(WHAT IS NEEDED)
Copy all of the material word for word, except for the pictures.

(ENTRIES PROVIDED)

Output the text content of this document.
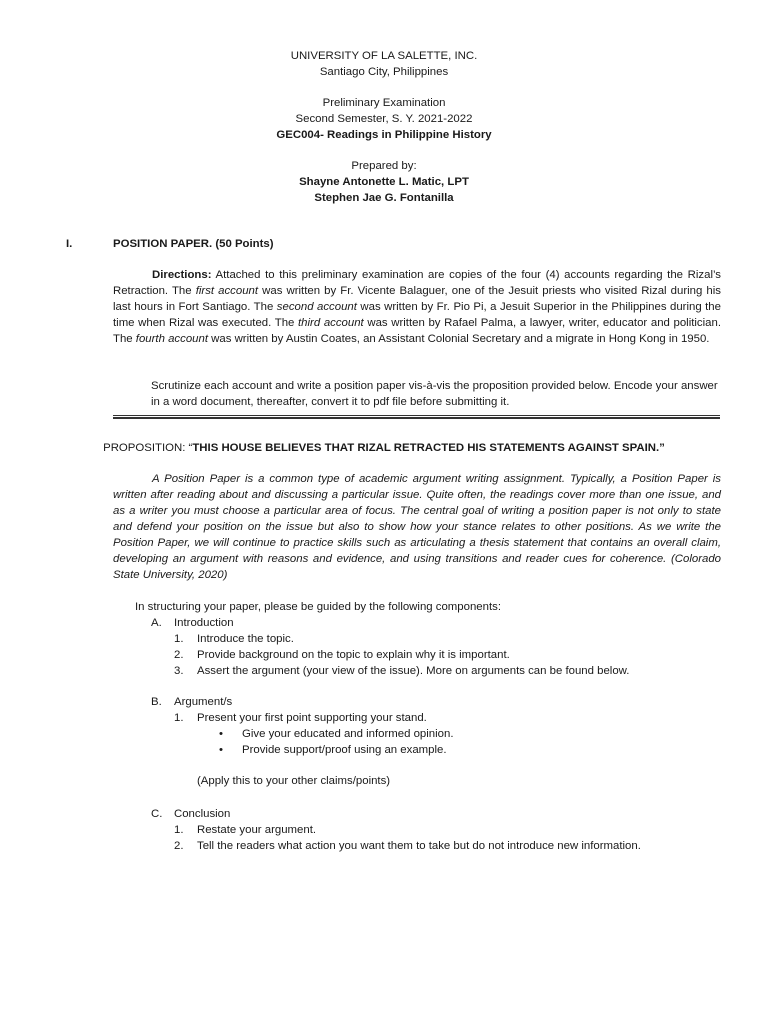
UNIVERSITY OF LA SALETTE, INC.
Santiago City, Philippines
Preliminary Examination
Second Semester, S. Y. 2021-2022
GEC004- Readings in Philippine History
Prepared by:
Shayne Antonette L. Matic, LPT
Stephen Jae G. Fontanilla
I.	POSITION PAPER. (50 Points)
Directions: Attached to this preliminary examination are copies of the four (4) accounts regarding the Rizal’s Retraction. The first account was written by Fr. Vicente Balaguer, one of the Jesuit priests who visited Rizal during his last hours in Fort Santiago. The second account was written by Fr. Pio Pi, a Jesuit Superior in the Philippines during the time when Rizal was executed. The third account was written by Rafael Palma, a lawyer, writer, educator and politician. The fourth account was written by Austin Coates, an Assistant Colonial Secretary and a migrate in Hong Kong in 1950.
Scrutinize each account and write a position paper vis-à-vis the proposition provided below. Encode your answer in a word document, thereafter, convert it to pdf file before submitting it.
PROPOSITION: “THIS HOUSE BELIEVES THAT RIZAL RETRACTED HIS STATEMENTS AGAINST SPAIN.”
A Position Paper is a common type of academic argument writing assignment. Typically, a Position Paper is written after reading about and discussing a particular issue. Quite often, the readings cover more than one issue, and as a writer you must choose a particular area of focus. The central goal of writing a position paper is not only to state and defend your position on the issue but also to show how your stance relates to other positions. As we write the Position Paper, we will continue to practice skills such as articulating a thesis statement that contains an overall claim, developing an argument with reasons and evidence, and using transitions and reader cues for coherence. (Colorado State University, 2020)
In structuring your paper, please be guided by the following components:
A. Introduction
1. Introduce the topic.
2. Provide background on the topic to explain why it is important.
3. Assert the argument (your view of the issue). More on arguments can be found below.
B. Argument/s
1. Present your first point supporting your stand.
• Give your educated and informed opinion.
• Provide support/proof using an example.
(Apply this to your other claims/points)
C. Conclusion
1. Restate your argument.
2. Tell the readers what action you want them to take but do not introduce new information.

(ANSWER TO THIS TASK)
Output the text content of this document.
UNIVERSITY OF LA SALETTE, INC.
Santiago City, Philippines
Preliminary Examination
Second Semester, S. Y. 2021-2022
GEC004- Readings in Philippine History
Prepared by:
Shayne Antonette L. Matic, LPT
Stephen Jae G. Fontanilla
I.	POSITION PAPER. (50 Points)
Directions: Attached to this preliminary examination are copies of the four (4) accounts regarding the Rizal’s Retraction. The first account was written by Fr. Vicente Balaguer, one of the Jesuit priests who visited Rizal during his last hours in Fort Santiago. The second account was written by Fr. Pio Pi, a Jesuit Superior in the Philippines during the time when Rizal was executed. The third account was written by Rafael Palma, a lawyer, writer, educator and politician. The fourth account was written by Austin Coates, an Assistant Colonial Secretary and a migrate in Hong Kong in 1950.
Scrutinize each account and write a position paper vis-à-vis the proposition provided below. Encode your answer in a word document, thereafter, convert it to pdf file before submitting it.
PROPOSITION: “THIS HOUSE BELIEVES THAT RIZAL RETRACTED HIS STATEMENTS AGAINST SPAIN.”
A Position Paper is a common type of academic argument writing assignment. Typically, a Position Paper is written after reading about and discussing a particular issue. Quite often, the readings cover more than one issue, and as a writer you must choose a particular area of focus. The central goal of writing a position paper is not only to state and defend your position on the issue but also to show how your stance relates to other positions. As we write the Position Paper, we will continue to practice skills such as articulating a thesis statement that contains an overall claim, developing an argument with reasons and evidence, and using transitions and reader cues for coherence. (Colorado State University, 2020)
In structuring your paper, please be guided by the following components:
A. Introduction
1. Introduce the topic.
2. Provide background on the topic to explain why it is important.
3. Assert the argument (your view of the issue). More on arguments can be found below.
B. Argument/s
1. Present your first point supporting your stand.
• Give your educated and informed opinion.
• Provide support/proof using an example.
(Apply this to your other claims/points)
C. Conclusion
1. Restate your argument.
2. Tell the readers what action you want them to take but do not introduce new information.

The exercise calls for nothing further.